** Begin Record excerpts **
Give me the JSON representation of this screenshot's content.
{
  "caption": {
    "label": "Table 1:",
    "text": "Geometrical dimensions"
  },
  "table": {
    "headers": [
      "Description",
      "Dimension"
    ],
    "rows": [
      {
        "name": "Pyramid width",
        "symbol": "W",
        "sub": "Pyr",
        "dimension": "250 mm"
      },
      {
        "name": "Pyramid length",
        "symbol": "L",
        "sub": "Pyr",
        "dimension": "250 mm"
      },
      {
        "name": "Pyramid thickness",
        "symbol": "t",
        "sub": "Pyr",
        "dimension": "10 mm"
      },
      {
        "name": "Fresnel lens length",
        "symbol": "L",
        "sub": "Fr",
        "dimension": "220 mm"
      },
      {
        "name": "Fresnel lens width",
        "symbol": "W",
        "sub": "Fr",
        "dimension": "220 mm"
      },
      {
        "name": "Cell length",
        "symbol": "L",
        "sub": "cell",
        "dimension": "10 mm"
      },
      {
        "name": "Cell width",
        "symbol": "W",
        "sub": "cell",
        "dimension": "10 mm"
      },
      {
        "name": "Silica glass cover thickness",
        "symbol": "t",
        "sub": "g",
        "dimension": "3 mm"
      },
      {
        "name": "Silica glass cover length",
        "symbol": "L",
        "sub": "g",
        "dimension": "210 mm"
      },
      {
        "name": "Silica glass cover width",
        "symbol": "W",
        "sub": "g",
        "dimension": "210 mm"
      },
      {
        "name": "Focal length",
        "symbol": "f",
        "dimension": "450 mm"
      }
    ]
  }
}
** End Record excerpts **
- **Set exercise**
Reproduce each line of the material containing the word "width".

- **Solved problem**
        "name": "Pyramid width",
        "name": "Fresnel lens width",
        "name": "Cell width",
        "name": "Silica glass cover width",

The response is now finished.